Gather all lines in the entries below that include the word "this".

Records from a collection
----------------

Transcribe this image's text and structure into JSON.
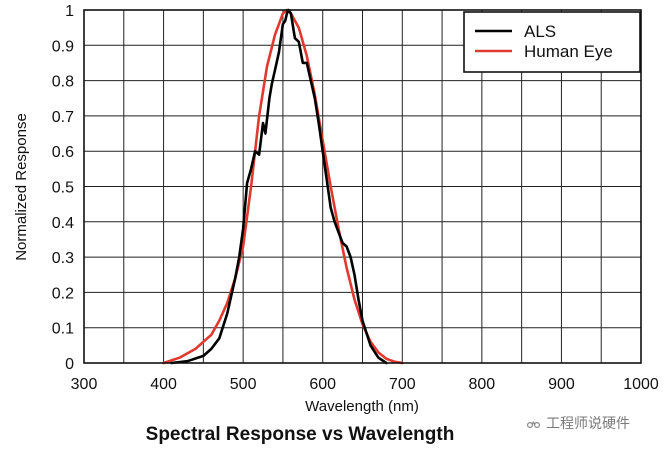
{
  "chart_data": {
    "type": "line",
    "title": "Spectral Response vs Wavelength",
    "xlabel": "Wavelength (nm)",
    "ylabel": "Normalized Response",
    "xlim": [
      300,
      1000
    ],
    "ylim": [
      0,
      1
    ],
    "xticks": [
      300,
      400,
      500,
      600,
      700,
      800,
      900,
      1000
    ],
    "yticks": [
      0,
      0.1,
      0.2,
      0.3,
      0.4,
      0.5,
      0.6,
      0.7,
      0.8,
      0.9,
      1
    ],
    "xtick_labels": [
      "300",
      "400",
      "500",
      "600",
      "700",
      "800",
      "900",
      "1000"
    ],
    "ytick_labels": [
      "0",
      "0.1",
      "0.2",
      "0.3",
      "0.4",
      "0.5",
      "0.6",
      "0.7",
      "0.8",
      "0.9",
      "1"
    ],
    "grid": true,
    "legend_position": "top-right",
    "series": [
      {
        "name": "ALS",
        "color": "#000000",
        "x": [
          410,
          430,
          450,
          460,
          470,
          480,
          490,
          495,
          500,
          505,
          510,
          515,
          520,
          525,
          528,
          533,
          536,
          540,
          545,
          550,
          553,
          555,
          557,
          560,
          565,
          570,
          575,
          580,
          585,
          590,
          595,
          600,
          605,
          610,
          615,
          620,
          625,
          630,
          635,
          640,
          645,
          650,
          660,
          670,
          680
        ],
        "y": [
          0,
          0.005,
          0.02,
          0.04,
          0.07,
          0.14,
          0.24,
          0.3,
          0.38,
          0.51,
          0.55,
          0.6,
          0.59,
          0.68,
          0.65,
          0.75,
          0.79,
          0.83,
          0.88,
          0.96,
          0.97,
          0.99,
          1.0,
          0.99,
          0.92,
          0.91,
          0.85,
          0.85,
          0.8,
          0.75,
          0.68,
          0.6,
          0.52,
          0.44,
          0.4,
          0.37,
          0.34,
          0.33,
          0.3,
          0.25,
          0.18,
          0.12,
          0.05,
          0.015,
          0
        ]
      },
      {
        "name": "Human Eye",
        "color": "#e03a2f",
        "x": [
          400,
          420,
          440,
          460,
          470,
          480,
          490,
          500,
          510,
          520,
          530,
          540,
          550,
          555,
          560,
          570,
          580,
          590,
          600,
          610,
          620,
          630,
          640,
          650,
          660,
          670,
          680,
          690,
          700
        ],
        "y": [
          0,
          0.015,
          0.04,
          0.08,
          0.12,
          0.17,
          0.24,
          0.33,
          0.5,
          0.7,
          0.84,
          0.93,
          0.99,
          1.0,
          0.99,
          0.95,
          0.87,
          0.76,
          0.63,
          0.5,
          0.38,
          0.27,
          0.18,
          0.11,
          0.06,
          0.03,
          0.012,
          0.004,
          0
        ]
      }
    ]
  },
  "watermark": {
    "text": "工程师说硬件"
  }
}
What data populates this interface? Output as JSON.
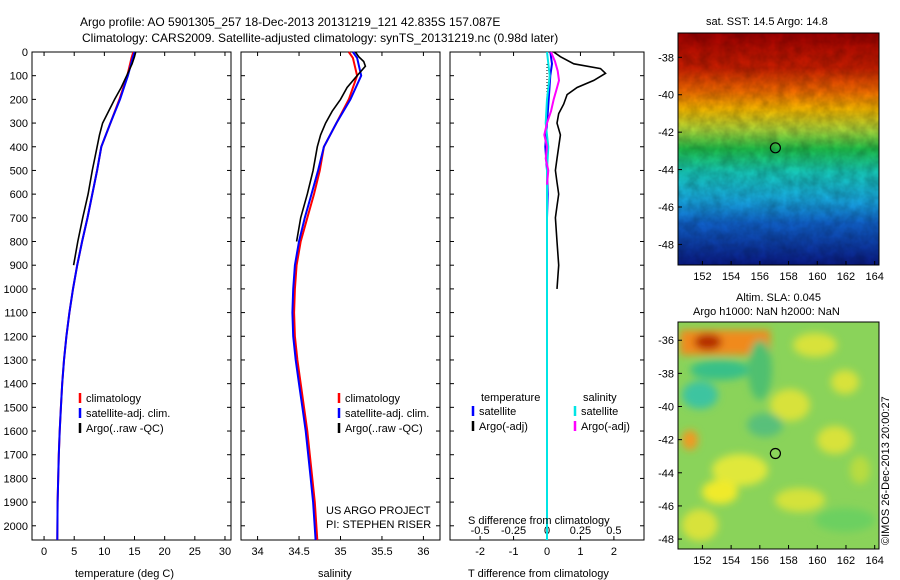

----------------

**RESPONSE TO THE EXERCISE**
Transcribe this image's text and structure into JSON.
What data populates this interface? Output as JSON.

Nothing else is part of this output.